YOUR OBJECTIVE
Transcribe the records below exactly, leaving out any pictures.

════

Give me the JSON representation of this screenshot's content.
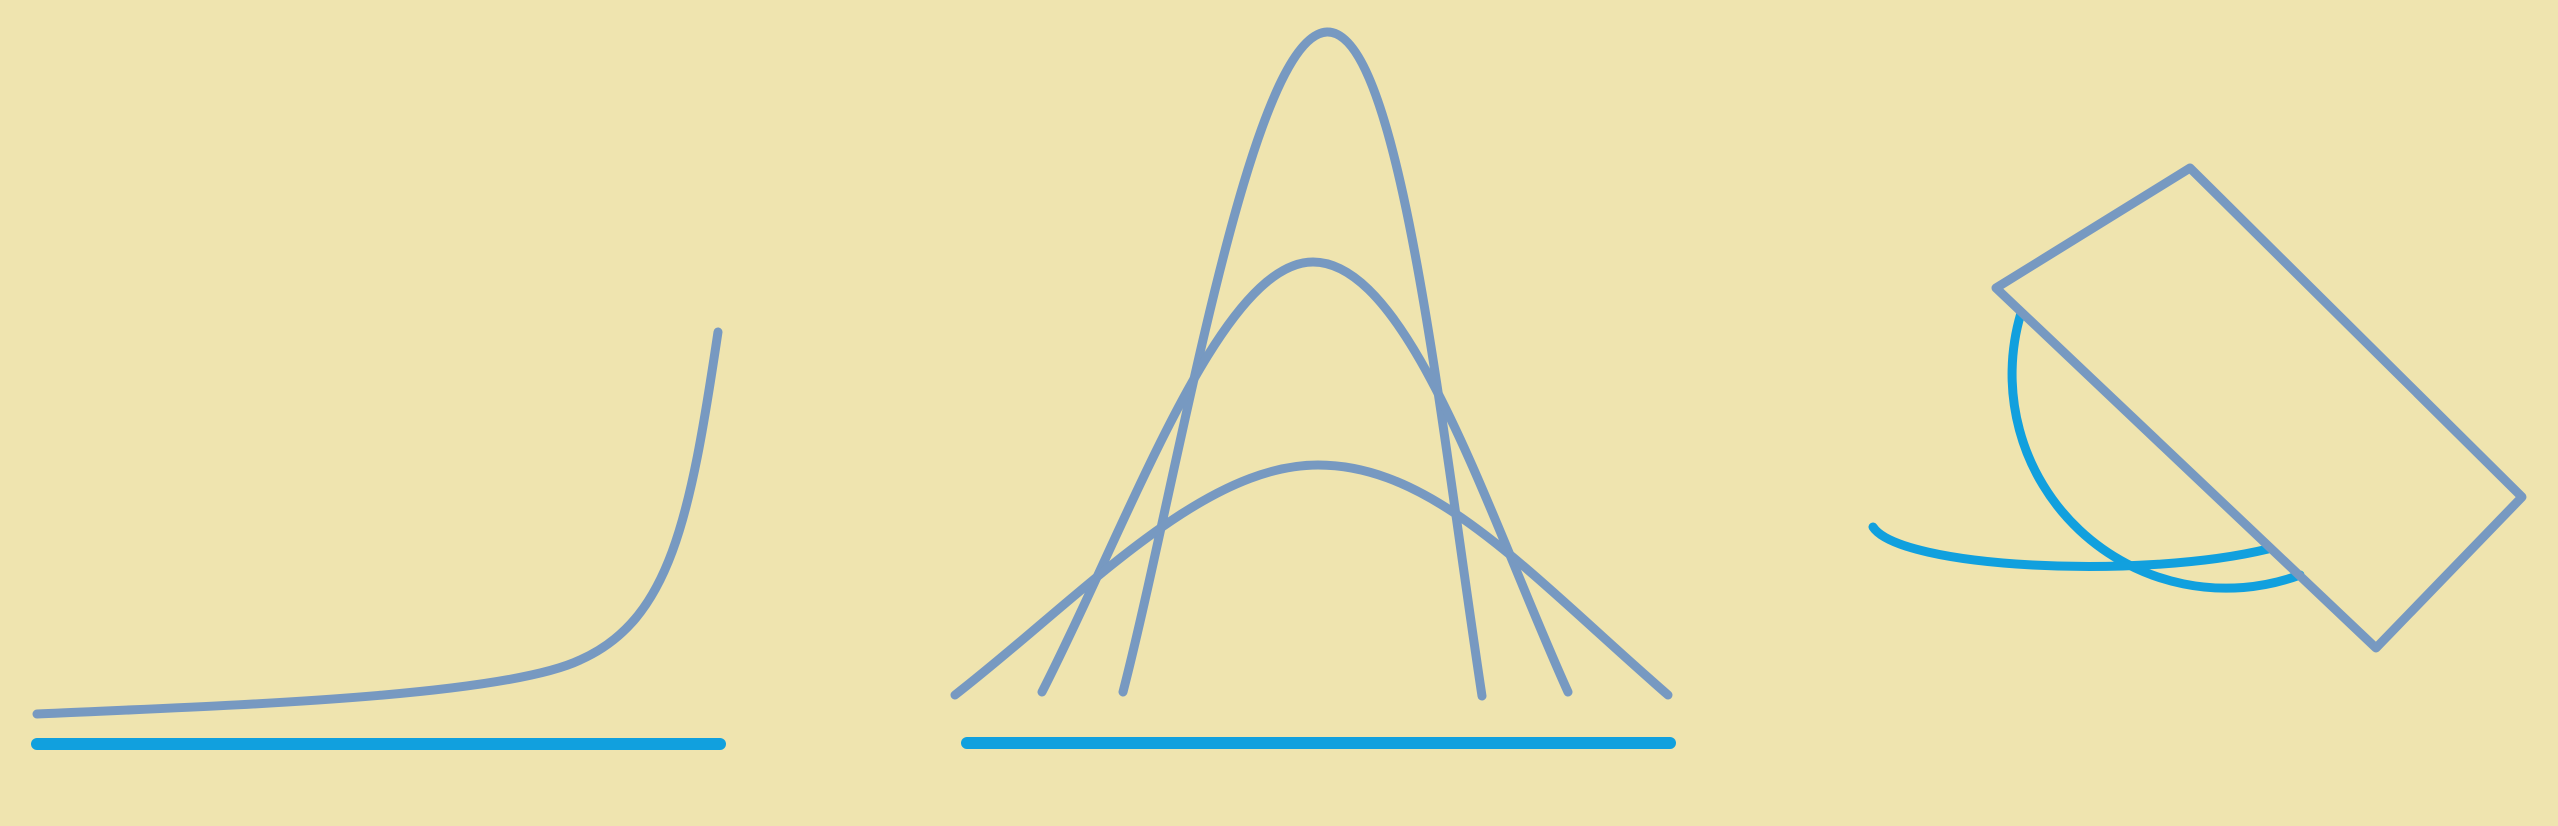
{
  "colors": {
    "background": "#EFE4AF",
    "curve": "#7799C1",
    "accent": "#11A0DE"
  },
  "icons": [
    "exponential-curve-icon",
    "bell-curves-icon",
    "sphere-and-cylinder-icon"
  ]
}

════

FINAL RESULT
Give me the JSON representation of this screenshot's content.
{
  "colors": {
    "background": "#EFE4AF",
    "curve": "#7799C1",
    "accent": "#11A0DE"
  },
  "icons": [
    "exponential-curve-icon",
    "bell-curves-icon",
    "sphere-and-cylinder-icon"
  ]
}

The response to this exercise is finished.